— Task 1 —
Rewrite the entries from the first one through the line containing "menu-bar:  RapidWeaver", changing "interactable" to "clickable" and leaving everything else as it is.

— Document segment —
I mean, I like inhabiting my body, and I enjoy finding out new things about it (I recall being very excited the first time I realised that I could feel my hip-bone, and spending some time investigating it). And I do like the way it allows me to relate to the outside world through the senses, though I probably don't make as much use of this as I could or should. I like all sorts of sensual things like eating and drinking and feeling interesting fabrics and cool breezes.

However, I am yet another person who has been chubbier than I thought I should be at some times, and though I'm all right now ('overweight' according to my doctor, but I really don't think it's too bad!) I still feel lumpy and pink and shiny and cumbersome on many more occasions than I would like. I am pretty much constantly looking at other people around me and wondering what they see when they look at me and I don't like this feeling at all. (I too find other real people in front of me much more anxiety-inducing than media stuff.) I wish I didn't care! But I also wish I had been born with natural grace and elegance.

— Task 2 —
Quote the passage on body image from "However, I am" to "grace and elegance.".

— Task input —
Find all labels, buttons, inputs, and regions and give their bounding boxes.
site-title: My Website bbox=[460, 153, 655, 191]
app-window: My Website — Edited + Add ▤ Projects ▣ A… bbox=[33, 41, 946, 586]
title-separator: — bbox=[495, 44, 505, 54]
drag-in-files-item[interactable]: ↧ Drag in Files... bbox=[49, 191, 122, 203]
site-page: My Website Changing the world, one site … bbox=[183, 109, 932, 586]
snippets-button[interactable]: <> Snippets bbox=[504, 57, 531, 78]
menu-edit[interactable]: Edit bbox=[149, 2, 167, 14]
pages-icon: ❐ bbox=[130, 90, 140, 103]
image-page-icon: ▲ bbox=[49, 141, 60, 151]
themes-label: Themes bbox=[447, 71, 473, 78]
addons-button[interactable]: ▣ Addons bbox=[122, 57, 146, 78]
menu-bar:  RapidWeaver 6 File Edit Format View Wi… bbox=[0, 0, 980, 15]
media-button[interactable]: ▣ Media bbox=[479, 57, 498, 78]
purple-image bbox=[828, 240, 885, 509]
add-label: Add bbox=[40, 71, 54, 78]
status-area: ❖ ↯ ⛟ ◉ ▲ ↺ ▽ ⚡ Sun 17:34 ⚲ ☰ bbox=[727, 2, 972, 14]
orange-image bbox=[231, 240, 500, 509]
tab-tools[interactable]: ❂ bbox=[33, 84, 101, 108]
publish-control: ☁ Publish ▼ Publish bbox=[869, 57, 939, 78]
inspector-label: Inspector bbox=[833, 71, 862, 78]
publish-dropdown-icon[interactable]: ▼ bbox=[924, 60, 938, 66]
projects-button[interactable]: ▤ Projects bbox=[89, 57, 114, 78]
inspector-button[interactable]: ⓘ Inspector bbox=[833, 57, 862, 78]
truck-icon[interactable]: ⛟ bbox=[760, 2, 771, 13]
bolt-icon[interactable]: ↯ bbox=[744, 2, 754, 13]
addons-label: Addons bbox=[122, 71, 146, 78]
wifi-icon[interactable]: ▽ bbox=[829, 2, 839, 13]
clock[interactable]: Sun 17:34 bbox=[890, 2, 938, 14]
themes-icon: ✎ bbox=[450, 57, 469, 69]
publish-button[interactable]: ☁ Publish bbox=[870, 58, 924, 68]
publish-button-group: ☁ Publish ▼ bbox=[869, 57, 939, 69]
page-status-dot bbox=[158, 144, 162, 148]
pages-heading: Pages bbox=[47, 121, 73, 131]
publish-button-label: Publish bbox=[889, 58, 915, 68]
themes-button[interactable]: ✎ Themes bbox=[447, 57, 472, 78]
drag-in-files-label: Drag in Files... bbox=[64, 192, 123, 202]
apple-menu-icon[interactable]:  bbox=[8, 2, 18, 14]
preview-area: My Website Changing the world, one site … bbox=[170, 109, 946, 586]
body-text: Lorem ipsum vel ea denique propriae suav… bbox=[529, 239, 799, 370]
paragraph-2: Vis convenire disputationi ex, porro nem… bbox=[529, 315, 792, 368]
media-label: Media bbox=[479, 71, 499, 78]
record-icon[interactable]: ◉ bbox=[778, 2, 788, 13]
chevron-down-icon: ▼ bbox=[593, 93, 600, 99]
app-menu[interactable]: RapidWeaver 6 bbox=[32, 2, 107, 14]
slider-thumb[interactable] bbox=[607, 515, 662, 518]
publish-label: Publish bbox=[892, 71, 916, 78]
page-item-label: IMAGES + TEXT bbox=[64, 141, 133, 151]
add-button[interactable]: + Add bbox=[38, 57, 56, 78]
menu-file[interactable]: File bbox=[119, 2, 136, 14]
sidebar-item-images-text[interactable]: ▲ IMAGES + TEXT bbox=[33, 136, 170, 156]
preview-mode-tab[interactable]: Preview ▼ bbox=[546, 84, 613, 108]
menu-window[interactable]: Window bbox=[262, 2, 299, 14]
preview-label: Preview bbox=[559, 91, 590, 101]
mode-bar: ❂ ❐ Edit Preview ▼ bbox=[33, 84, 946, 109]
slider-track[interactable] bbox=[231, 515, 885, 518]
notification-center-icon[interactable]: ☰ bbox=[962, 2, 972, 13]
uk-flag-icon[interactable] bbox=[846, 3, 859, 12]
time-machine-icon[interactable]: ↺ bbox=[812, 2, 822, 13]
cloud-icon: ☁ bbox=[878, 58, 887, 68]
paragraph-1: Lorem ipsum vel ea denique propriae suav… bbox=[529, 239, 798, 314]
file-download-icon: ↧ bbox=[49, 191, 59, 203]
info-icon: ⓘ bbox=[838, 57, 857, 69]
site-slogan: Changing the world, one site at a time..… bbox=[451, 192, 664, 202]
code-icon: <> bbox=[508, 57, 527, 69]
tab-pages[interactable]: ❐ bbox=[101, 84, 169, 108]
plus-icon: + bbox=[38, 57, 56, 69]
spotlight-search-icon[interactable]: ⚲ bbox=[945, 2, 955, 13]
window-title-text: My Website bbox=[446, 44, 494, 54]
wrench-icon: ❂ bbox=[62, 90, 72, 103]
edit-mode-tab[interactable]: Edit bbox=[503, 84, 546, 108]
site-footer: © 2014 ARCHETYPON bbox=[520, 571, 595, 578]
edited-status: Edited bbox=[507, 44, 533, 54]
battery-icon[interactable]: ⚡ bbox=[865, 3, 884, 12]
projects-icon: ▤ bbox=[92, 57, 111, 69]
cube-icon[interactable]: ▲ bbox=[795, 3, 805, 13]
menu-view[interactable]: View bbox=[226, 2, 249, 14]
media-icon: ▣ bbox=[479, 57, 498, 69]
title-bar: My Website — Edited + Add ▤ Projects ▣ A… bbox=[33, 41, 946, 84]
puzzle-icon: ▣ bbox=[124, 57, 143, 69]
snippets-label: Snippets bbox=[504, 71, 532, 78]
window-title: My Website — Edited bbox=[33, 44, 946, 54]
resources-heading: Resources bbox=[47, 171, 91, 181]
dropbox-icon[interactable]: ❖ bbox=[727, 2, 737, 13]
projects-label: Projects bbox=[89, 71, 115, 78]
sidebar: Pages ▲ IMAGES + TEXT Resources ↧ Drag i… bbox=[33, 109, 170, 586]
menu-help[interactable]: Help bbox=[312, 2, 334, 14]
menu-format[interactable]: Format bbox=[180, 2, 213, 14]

— Task answer 1 —
Find all labels, buttons, inputs, and regions and give their bounding boxes.
site-title: My Website bbox=[460, 153, 655, 191]
app-window: My Website — Edited + Add ▤ Projects ▣ A… bbox=[33, 41, 946, 586]
title-separator: — bbox=[495, 44, 505, 54]
drag-in-files-item[clickable]: ↧ Drag in Files... bbox=[49, 191, 122, 203]
site-page: My Website Changing the world, one site … bbox=[183, 109, 932, 586]
snippets-button[clickable]: <> Snippets bbox=[504, 57, 531, 78]
menu-edit[clickable]: Edit bbox=[149, 2, 167, 14]
pages-icon: ❐ bbox=[130, 90, 140, 103]
image-page-icon: ▲ bbox=[49, 141, 60, 151]
themes-label: Themes bbox=[447, 71, 473, 78]
addons-button[clickable]: ▣ Addons bbox=[122, 57, 146, 78]
menu-bar:  RapidWeaver 6 File Edit Format View Wi… bbox=[0, 0, 980, 15]

— Task answer 2 —
However, I am yet another person who has been chubbier than I thought I should be at some times, and though I'm all right now ('overweight' according to my doctor, but I really don't think it's too bad!) I still feel lumpy and pink and shiny and cumbersome on many more occasions than I would like. I am pretty much constantly looking at other people around me and wondering what they see when they look at me and I don't like this feeling at all. (I too find other real people in front of me much more anxiety-inducing than media stuff.) I wish I didn't care! But I also wish I had been born with natural grace and elegance.